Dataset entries
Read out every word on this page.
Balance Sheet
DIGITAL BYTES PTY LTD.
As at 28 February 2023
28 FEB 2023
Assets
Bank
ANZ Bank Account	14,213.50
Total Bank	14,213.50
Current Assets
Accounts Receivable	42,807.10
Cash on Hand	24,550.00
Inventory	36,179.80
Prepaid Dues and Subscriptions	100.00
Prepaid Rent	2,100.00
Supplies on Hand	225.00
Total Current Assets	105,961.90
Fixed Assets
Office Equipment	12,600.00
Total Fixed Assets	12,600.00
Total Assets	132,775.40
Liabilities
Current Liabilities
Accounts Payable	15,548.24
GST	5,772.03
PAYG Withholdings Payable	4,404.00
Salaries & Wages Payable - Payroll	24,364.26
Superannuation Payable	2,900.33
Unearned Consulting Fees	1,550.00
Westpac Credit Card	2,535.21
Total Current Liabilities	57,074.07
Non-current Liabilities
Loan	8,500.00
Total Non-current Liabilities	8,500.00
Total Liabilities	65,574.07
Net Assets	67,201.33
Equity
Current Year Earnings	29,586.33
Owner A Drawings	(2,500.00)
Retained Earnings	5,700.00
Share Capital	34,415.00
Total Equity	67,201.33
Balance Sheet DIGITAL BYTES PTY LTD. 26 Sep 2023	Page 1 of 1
==
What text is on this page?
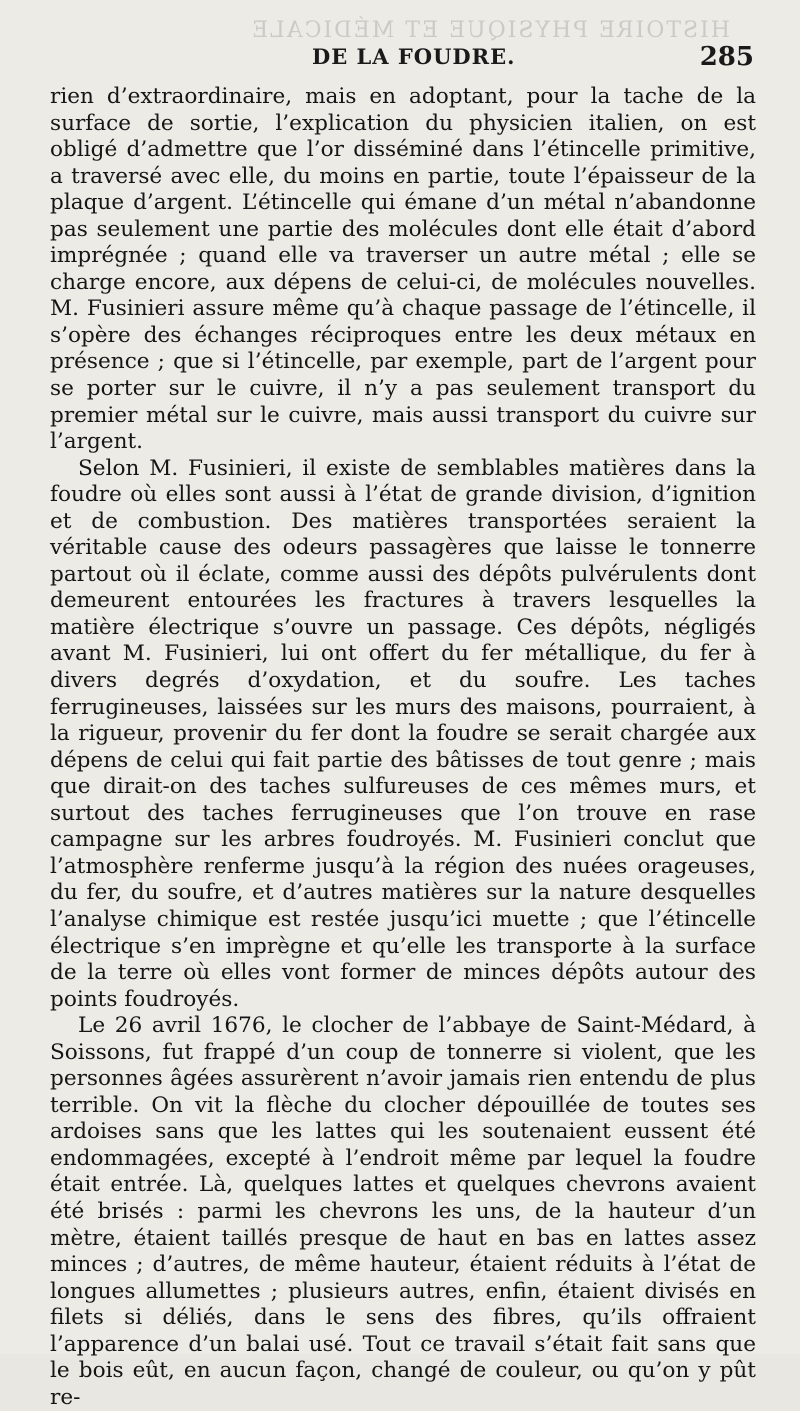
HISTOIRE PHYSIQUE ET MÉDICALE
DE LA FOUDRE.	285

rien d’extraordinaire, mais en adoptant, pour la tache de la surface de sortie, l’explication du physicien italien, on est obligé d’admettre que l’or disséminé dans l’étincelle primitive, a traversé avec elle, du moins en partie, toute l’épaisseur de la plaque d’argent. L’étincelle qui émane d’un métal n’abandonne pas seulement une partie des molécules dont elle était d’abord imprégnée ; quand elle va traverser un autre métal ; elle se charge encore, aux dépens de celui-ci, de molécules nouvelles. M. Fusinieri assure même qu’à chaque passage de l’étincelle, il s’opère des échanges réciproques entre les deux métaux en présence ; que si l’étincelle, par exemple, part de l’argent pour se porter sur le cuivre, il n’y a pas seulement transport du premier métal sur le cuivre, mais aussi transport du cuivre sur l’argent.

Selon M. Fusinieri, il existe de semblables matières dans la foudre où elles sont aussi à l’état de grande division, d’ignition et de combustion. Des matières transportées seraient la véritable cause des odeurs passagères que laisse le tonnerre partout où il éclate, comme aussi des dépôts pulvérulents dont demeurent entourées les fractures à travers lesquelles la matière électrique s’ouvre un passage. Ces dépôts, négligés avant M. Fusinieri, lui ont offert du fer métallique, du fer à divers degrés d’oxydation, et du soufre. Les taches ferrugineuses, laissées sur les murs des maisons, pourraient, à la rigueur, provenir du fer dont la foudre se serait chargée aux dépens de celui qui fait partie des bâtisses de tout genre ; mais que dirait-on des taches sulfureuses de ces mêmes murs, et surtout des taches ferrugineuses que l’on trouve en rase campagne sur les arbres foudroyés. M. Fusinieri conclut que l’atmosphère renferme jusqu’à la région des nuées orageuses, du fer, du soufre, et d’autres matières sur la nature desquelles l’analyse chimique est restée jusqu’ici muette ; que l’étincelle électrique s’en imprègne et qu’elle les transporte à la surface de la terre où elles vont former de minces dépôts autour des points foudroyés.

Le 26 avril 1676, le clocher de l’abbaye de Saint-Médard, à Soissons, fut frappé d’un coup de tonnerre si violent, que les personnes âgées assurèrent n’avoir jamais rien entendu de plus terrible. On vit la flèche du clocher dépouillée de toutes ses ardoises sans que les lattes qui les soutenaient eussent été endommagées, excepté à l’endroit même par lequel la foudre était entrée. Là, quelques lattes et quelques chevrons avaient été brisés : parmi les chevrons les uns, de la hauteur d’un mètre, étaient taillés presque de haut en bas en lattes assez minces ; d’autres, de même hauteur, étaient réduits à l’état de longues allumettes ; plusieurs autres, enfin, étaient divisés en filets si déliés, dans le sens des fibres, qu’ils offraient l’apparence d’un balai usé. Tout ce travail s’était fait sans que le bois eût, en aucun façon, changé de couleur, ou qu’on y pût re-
---
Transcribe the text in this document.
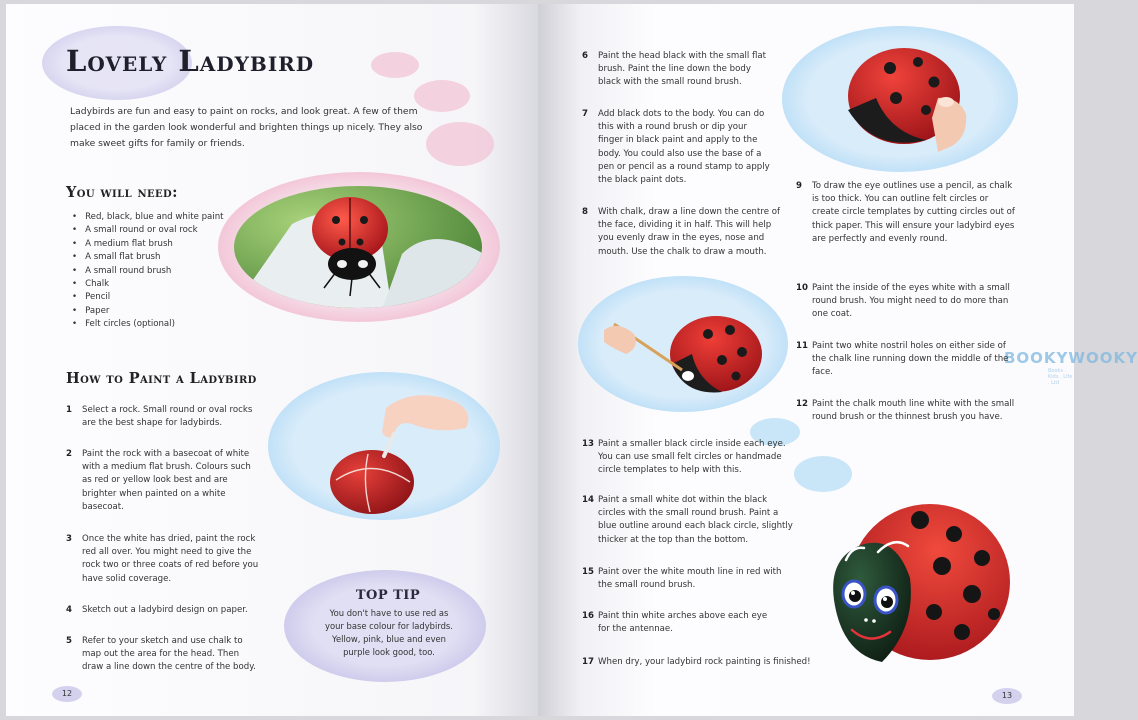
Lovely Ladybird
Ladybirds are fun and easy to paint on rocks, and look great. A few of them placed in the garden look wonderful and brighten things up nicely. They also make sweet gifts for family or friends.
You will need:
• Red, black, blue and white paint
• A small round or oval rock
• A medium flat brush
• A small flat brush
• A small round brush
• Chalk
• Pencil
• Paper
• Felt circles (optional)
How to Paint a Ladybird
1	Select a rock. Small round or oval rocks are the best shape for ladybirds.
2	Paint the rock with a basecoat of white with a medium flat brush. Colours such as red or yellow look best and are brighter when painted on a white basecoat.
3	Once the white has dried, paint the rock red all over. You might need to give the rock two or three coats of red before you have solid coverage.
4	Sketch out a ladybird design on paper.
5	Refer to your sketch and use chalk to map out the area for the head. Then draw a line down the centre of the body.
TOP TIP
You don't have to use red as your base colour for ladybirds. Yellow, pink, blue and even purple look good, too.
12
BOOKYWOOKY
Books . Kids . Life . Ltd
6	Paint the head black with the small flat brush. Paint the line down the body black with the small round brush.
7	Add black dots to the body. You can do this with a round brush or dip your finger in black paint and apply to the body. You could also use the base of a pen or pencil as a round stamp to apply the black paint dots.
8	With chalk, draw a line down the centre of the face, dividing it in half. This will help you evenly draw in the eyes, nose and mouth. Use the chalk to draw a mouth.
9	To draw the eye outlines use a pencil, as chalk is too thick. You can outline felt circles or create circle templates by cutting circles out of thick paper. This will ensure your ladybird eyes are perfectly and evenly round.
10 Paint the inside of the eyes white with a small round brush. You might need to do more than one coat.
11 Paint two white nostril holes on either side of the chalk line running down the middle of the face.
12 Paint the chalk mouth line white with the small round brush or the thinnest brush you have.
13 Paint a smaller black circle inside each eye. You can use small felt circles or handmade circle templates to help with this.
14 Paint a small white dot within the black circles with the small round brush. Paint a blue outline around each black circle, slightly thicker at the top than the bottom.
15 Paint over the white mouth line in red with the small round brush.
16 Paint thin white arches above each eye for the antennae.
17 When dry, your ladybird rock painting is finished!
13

#### STATED GOAL
Looking at the entries above, how many lines contain the word "will"? Answer with the number alone.

#### EXERCISE ANSWER
3